Data listing:
Start

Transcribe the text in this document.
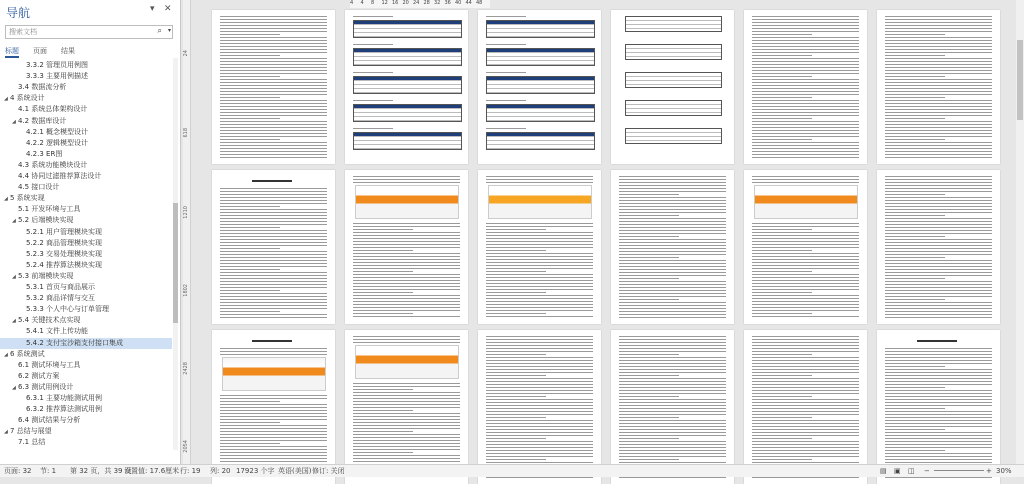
导航	▾ ✕
搜索文档	⌕ ▾
标题 页面 结果
3.3.2 管理员用例图
3.3.3 主要用例描述
3.4 数据流分析
◢ 4 系统设计
4.1 系统总体架构设计
◢ 4.2 数据库设计
4.2.1 概念模型设计
4.2.2 逻辑模型设计
4.2.3 ER图
4.3 系统功能模块设计
4.4 协同过滤推荐算法设计
4.5 接口设计
◢ 5 系统实现
5.1 开发环境与工具
◢ 5.2 后端模块实现
5.2.1 用户管理模块实现
5.2.2 商品管理模块实现
5.2.3 交易处理模块实现
5.2.4 推荐算法模块实现
◢ 5.3 前端模块实现
5.3.1 首页与商品展示
5.3.2 商品详情与交互
5.3.3 个人中心与订单管理
◢ 5.4 关键技术点实现
5.4.1 文件上传功能
5.4.2 支付宝沙箱支付接口集成
◢ 6 系统测试
6.1 测试环境与工具
6.2 测试方案
◢ 6.3 测试用例设计
6.3.1 主要功能测试用例
6.3.2 推荐算法测试用例
6.4 测试结果与分析
◢ 7 总结与展望
7.1 总结	2054
2428
1802
1210
618
24
4 4 8 12 16 20 24 28 32 36 40 44 48
页面: 32 节: 1 第 32 页，共 39 页
设置值: 17.6厘米 行: 19 列: 20 17923 个字 英语(美国) 修订: 关闭	▤ ▣ ◫ −	+ 30%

End

(Exercise details)
Reproduce each line exactly, please, except for any pictures.

(Solution for this exercise)
Transcribe the text in this document.
导航	▾ ✕
搜索文档	⌕ ▾
标题 页面 结果
3.3.2 管理员用例图
3.3.3 主要用例描述
3.4 数据流分析
◢ 4 系统设计
4.1 系统总体架构设计
◢ 4.2 数据库设计
4.2.1 概念模型设计
4.2.2 逻辑模型设计
4.2.3 ER图
4.3 系统功能模块设计
4.4 协同过滤推荐算法设计
4.5 接口设计
◢ 5 系统实现
5.1 开发环境与工具
◢ 5.2 后端模块实现
5.2.1 用户管理模块实现
5.2.2 商品管理模块实现
5.2.3 交易处理模块实现
5.2.4 推荐算法模块实现
◢ 5.3 前端模块实现
5.3.1 首页与商品展示
5.3.2 商品详情与交互
5.3.3 个人中心与订单管理
◢ 5.4 关键技术点实现
5.4.1 文件上传功能
5.4.2 支付宝沙箱支付接口集成
◢ 6 系统测试
6.1 测试环境与工具
6.2 测试方案
◢ 6.3 测试用例设计
6.3.1 主要功能测试用例
6.3.2 推荐算法测试用例
6.4 测试结果与分析
◢ 7 总结与展望
7.1 总结	2054
2428
1802
1210
618
24
4 4 8 12 16 20 24 28 32 36 40 44 48
页面: 32 节: 1 第 32 页，共 39 页
设置值: 17.6厘米 行: 19 列: 20 17923 个字 英语(美国) 修订: 关闭	▤ ▣ ◫ −	+ 30%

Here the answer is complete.